WHAT THE TASK ASKS:
Write out each entry again. Keep every word exactly as it is.

[Stored records]

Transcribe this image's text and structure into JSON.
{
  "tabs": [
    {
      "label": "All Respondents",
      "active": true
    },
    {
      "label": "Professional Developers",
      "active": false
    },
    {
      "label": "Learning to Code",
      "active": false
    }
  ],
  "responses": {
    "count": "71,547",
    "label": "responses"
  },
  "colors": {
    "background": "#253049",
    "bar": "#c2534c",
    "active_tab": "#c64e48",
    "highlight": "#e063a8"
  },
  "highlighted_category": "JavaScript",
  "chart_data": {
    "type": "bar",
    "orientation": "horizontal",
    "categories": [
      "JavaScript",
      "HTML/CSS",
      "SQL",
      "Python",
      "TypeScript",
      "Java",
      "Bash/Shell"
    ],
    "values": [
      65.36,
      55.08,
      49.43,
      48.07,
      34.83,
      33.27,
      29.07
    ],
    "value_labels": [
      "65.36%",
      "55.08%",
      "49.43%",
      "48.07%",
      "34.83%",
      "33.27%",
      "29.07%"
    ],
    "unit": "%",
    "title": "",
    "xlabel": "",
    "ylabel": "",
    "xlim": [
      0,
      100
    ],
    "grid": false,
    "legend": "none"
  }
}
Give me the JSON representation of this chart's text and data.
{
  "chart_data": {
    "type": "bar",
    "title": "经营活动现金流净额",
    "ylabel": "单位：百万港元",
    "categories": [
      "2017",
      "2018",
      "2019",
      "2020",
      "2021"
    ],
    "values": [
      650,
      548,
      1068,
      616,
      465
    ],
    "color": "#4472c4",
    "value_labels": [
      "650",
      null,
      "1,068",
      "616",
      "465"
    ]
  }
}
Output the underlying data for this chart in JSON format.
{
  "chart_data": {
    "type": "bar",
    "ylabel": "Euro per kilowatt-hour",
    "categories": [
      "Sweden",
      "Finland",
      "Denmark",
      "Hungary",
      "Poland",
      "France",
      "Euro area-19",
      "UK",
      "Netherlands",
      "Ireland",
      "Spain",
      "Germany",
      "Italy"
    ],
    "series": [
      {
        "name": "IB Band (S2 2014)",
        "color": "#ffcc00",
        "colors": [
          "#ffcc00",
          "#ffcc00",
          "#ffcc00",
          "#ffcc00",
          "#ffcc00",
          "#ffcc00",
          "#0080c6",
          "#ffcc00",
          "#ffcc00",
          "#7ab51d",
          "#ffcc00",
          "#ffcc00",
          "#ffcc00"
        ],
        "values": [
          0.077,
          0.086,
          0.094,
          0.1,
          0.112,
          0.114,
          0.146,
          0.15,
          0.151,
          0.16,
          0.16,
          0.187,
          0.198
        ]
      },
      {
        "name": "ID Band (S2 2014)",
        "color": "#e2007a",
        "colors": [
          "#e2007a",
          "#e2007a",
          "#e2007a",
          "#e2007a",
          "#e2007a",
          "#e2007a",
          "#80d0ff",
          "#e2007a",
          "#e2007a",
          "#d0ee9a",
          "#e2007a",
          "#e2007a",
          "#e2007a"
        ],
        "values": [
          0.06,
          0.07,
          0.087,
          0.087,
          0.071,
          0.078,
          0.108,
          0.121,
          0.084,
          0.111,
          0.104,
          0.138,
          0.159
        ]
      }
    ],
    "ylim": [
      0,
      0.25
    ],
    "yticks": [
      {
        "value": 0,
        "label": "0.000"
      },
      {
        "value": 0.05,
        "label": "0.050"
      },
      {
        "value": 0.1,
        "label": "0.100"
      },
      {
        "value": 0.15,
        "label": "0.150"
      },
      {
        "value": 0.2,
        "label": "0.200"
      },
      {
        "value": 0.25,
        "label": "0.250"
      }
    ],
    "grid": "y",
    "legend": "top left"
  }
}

CORRECT RESULT:
Transcribe this image's text and structure into JSON.
{
  "tabs": [
    {
      "label": "All Respondents",
      "active": true
    },
    {
      "label": "Professional Developers",
      "active": false
    },
    {
      "label": "Learning to Code",
      "active": false
    }
  ],
  "responses": {
    "count": "71,547",
    "label": "responses"
  },
  "colors": {
    "background": "#253049",
    "bar": "#c2534c",
    "active_tab": "#c64e48",
    "highlight": "#e063a8"
  },
  "highlighted_category": "JavaScript",
  "chart_data": {
    "type": "bar",
    "orientation": "horizontal",
    "categories": [
      "JavaScript",
      "HTML/CSS",
      "SQL",
      "Python",
      "TypeScript",
      "Java",
      "Bash/Shell"
    ],
    "values": [
      65.36,
      55.08,
      49.43,
      48.07,
      34.83,
      33.27,
      29.07
    ],
    "value_labels": [
      "65.36%",
      "55.08%",
      "49.43%",
      "48.07%",
      "34.83%",
      "33.27%",
      "29.07%"
    ],
    "unit": "%",
    "title": "",
    "xlabel": "",
    "ylabel": "",
    "xlim": [
      0,
      100
    ],
    "grid": false,
    "legend": "none"
  }
}
Give me the JSON representation of this chart's text and data.
{
  "chart_data": {
    "type": "bar",
    "title": "经营活动现金流净额",
    "ylabel": "单位：百万港元",
    "categories": [
      "2017",
      "2018",
      "2019",
      "2020",
      "2021"
    ],
    "values": [
      650,
      548,
      1068,
      616,
      465
    ],
    "color": "#4472c4",
    "value_labels": [
      "650",
      null,
      "1,068",
      "616",
      "465"
    ]
  }
}
Output the underlying data for this chart in JSON format.
{
  "chart_data": {
    "type": "bar",
    "ylabel": "Euro per kilowatt-hour",
    "categories": [
      "Sweden",
      "Finland",
      "Denmark",
      "Hungary",
      "Poland",
      "France",
      "Euro area-19",
      "UK",
      "Netherlands",
      "Ireland",
      "Spain",
      "Germany",
      "Italy"
    ],
    "series": [
      {
        "name": "IB Band (S2 2014)",
        "color": "#ffcc00",
        "colors": [
          "#ffcc00",
          "#ffcc00",
          "#ffcc00",
          "#ffcc00",
          "#ffcc00",
          "#ffcc00",
          "#0080c6",
          "#ffcc00",
          "#ffcc00",
          "#7ab51d",
          "#ffcc00",
          "#ffcc00",
          "#ffcc00"
        ],
        "values": [
          0.077,
          0.086,
          0.094,
          0.1,
          0.112,
          0.114,
          0.146,
          0.15,
          0.151,
          0.16,
          0.16,
          0.187,
          0.198
        ]
      },
      {
        "name": "ID Band (S2 2014)",
        "color": "#e2007a",
        "colors": [
          "#e2007a",
          "#e2007a",
          "#e2007a",
          "#e2007a",
          "#e2007a",
          "#e2007a",
          "#80d0ff",
          "#e2007a",
          "#e2007a",
          "#d0ee9a",
          "#e2007a",
          "#e2007a",
          "#e2007a"
        ],
        "values": [
          0.06,
          0.07,
          0.087,
          0.087,
          0.071,
          0.078,
          0.108,
          0.121,
          0.084,
          0.111,
          0.104,
          0.138,
          0.159
        ]
      }
    ],
    "ylim": [
      0,
      0.25
    ],
    "yticks": [
      {
        "value": 0,
        "label": "0.000"
      },
      {
        "value": 0.05,
        "label": "0.050"
      },
      {
        "value": 0.1,
        "label": "0.100"
      },
      {
        "value": 0.15,
        "label": "0.150"
      },
      {
        "value": 0.2,
        "label": "0.200"
      },
      {
        "value": 0.25,
        "label": "0.250"
      }
    ],
    "grid": "y",
    "legend": "top left"
  }
}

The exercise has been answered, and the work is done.